#### The problem
Look through the data and write out every line with the word "其他实验室" in it.

>> begin Recorded information

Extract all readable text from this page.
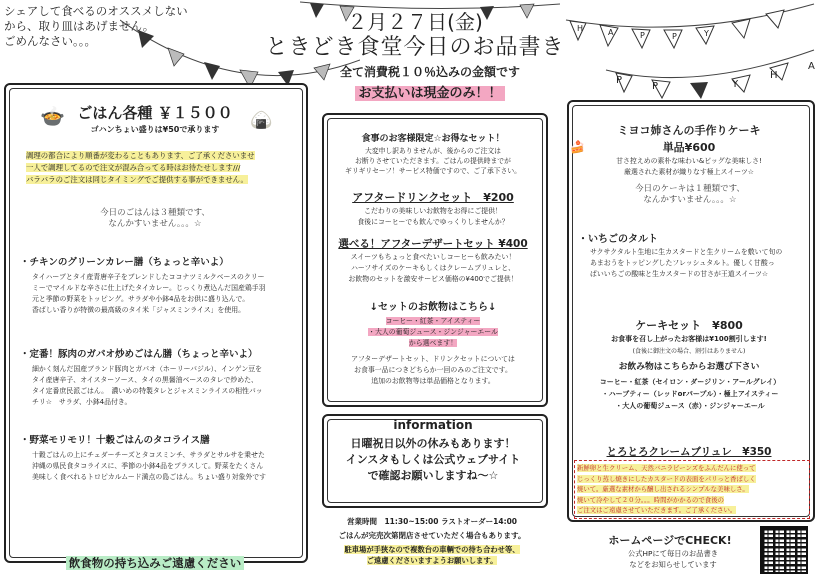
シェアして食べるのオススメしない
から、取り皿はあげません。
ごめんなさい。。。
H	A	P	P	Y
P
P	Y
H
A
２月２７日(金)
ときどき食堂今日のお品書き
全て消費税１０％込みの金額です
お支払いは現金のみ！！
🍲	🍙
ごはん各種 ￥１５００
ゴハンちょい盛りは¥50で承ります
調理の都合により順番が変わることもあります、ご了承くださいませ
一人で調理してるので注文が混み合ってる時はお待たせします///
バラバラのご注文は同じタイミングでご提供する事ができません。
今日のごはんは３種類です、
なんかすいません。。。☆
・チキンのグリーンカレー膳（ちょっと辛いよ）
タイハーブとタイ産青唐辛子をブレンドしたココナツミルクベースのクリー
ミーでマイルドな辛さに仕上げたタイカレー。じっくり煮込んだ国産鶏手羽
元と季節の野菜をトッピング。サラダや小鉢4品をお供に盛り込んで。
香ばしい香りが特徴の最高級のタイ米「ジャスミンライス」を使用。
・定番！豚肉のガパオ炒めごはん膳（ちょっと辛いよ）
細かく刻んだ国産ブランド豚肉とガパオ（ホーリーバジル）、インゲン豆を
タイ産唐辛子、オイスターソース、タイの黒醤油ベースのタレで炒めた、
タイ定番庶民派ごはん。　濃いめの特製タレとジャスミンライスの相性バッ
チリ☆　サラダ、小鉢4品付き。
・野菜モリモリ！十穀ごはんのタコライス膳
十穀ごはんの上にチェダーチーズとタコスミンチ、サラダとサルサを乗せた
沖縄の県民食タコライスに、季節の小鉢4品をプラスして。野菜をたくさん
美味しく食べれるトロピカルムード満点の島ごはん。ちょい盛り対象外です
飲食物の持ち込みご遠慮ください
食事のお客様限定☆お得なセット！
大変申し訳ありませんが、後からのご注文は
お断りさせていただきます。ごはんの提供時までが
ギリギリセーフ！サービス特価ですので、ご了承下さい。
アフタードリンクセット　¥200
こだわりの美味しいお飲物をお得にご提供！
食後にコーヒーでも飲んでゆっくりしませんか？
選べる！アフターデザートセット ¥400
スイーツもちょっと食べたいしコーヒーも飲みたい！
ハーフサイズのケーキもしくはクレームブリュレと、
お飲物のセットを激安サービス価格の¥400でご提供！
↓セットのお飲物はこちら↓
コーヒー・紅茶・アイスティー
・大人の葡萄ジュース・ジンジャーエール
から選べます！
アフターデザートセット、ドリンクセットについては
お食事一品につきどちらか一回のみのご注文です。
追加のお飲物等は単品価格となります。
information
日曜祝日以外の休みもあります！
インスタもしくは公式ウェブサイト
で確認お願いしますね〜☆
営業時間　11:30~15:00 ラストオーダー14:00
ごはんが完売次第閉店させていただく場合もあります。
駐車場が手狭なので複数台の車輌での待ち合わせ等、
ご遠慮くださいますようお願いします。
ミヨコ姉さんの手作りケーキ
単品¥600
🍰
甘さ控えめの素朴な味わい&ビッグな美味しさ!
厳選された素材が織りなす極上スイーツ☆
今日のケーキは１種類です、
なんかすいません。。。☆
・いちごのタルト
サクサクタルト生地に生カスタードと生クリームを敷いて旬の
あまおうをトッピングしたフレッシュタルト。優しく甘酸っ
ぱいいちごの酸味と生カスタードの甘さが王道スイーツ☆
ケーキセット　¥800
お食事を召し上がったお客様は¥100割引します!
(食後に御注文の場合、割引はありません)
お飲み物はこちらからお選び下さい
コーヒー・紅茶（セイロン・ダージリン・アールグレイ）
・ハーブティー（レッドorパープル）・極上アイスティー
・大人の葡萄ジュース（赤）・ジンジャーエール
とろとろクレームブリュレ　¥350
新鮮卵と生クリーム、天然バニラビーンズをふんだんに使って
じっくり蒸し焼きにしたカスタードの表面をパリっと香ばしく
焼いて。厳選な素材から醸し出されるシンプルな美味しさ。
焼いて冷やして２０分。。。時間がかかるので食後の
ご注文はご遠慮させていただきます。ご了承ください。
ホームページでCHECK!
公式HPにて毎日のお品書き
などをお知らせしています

>> end Recorded information
>> begin Recorded information

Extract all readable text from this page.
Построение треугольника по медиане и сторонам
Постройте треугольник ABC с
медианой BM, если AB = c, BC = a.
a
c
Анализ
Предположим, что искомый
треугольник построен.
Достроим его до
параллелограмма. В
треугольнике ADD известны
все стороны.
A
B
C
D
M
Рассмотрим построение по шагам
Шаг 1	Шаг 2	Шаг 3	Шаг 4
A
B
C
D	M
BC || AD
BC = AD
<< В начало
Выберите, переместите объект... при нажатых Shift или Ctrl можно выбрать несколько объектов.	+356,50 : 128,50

>> end Recorded information
>> begin Recorded information

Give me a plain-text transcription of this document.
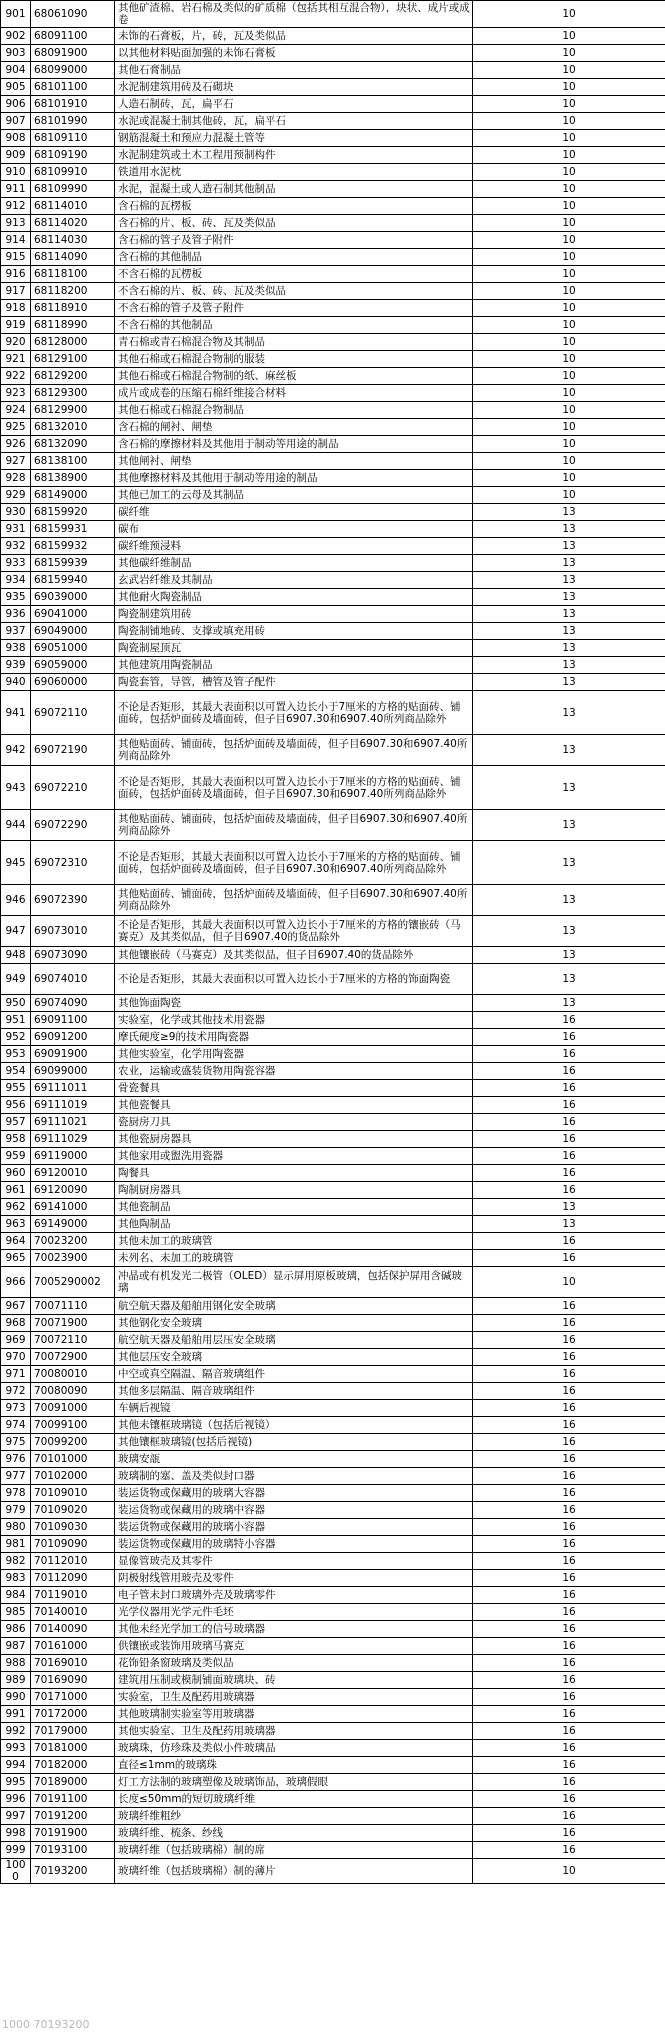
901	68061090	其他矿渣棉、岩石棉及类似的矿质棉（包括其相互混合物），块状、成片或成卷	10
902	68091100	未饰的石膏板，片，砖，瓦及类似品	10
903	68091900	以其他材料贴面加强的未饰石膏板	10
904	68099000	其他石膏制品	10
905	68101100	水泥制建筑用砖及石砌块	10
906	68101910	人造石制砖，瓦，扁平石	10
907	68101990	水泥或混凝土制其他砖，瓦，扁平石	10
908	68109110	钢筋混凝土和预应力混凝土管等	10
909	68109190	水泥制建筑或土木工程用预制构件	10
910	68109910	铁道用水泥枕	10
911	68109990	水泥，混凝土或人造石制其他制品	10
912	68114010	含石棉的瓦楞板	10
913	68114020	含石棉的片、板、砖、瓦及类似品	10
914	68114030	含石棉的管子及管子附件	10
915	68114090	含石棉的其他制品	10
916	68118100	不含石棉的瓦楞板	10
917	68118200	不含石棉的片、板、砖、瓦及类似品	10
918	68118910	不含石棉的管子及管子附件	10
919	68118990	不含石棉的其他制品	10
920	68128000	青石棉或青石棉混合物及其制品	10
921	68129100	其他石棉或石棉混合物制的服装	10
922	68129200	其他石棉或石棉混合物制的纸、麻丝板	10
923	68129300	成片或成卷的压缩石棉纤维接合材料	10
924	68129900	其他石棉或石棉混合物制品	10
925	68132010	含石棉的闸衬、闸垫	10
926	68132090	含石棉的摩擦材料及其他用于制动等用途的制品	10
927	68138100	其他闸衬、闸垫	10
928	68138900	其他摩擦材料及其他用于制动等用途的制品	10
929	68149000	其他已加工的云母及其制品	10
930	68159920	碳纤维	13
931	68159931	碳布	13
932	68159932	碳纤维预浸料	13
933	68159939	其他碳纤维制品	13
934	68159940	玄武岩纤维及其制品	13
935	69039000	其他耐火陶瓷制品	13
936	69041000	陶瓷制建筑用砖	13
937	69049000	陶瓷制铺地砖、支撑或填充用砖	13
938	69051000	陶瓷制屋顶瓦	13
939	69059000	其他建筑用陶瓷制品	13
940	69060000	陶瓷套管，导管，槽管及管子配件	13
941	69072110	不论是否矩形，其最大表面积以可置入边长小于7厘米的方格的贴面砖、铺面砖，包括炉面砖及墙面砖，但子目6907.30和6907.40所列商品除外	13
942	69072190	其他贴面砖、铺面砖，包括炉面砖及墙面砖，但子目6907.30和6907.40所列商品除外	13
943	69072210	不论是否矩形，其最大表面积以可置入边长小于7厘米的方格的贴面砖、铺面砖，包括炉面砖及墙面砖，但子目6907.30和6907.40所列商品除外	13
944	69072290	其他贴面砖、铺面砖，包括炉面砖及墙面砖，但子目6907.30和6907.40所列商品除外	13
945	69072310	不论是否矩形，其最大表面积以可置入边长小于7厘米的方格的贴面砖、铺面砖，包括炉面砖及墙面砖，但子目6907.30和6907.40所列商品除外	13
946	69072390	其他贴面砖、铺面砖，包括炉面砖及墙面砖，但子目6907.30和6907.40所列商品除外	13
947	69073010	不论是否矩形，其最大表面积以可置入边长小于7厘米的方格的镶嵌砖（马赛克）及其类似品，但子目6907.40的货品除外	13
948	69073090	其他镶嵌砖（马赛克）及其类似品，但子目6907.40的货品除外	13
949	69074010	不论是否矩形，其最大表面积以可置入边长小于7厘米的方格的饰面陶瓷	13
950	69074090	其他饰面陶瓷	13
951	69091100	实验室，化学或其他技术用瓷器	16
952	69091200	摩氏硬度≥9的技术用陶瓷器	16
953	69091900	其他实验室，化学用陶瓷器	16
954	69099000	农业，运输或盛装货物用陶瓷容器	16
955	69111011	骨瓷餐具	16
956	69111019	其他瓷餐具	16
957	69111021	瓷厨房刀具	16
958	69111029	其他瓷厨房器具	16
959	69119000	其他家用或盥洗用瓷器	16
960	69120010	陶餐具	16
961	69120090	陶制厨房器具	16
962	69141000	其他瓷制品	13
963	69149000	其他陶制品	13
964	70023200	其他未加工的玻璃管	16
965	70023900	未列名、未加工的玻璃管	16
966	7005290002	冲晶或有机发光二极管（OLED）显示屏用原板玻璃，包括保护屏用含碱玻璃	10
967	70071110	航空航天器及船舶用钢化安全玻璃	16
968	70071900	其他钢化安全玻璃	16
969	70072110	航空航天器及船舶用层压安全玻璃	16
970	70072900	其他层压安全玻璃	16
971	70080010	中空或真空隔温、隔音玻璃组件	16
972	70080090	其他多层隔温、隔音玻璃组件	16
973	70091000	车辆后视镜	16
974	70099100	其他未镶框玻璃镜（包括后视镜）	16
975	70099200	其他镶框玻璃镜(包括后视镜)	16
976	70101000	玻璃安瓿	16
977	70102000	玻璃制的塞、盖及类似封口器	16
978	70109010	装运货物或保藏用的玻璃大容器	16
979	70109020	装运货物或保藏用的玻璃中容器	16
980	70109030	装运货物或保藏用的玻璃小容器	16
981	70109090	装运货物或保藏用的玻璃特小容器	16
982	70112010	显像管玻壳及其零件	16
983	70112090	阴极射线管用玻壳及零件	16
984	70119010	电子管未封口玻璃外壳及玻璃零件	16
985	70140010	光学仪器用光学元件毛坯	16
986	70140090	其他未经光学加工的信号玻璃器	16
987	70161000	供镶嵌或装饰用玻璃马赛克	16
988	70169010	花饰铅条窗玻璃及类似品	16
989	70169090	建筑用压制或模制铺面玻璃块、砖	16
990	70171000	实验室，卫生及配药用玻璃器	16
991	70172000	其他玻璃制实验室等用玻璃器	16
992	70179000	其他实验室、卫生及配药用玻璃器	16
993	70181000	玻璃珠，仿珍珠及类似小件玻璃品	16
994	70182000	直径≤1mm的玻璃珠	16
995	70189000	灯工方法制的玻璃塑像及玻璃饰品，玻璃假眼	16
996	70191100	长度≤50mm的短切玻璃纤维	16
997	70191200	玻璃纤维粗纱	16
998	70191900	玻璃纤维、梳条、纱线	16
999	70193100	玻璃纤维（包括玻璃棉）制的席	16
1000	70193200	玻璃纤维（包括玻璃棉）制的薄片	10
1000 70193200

>> end Recorded information

#### Completed exercise
953	69091900	其他实验室，化学用陶瓷器	16
992	70179000	其他实验室、卫生及配药用玻璃器	16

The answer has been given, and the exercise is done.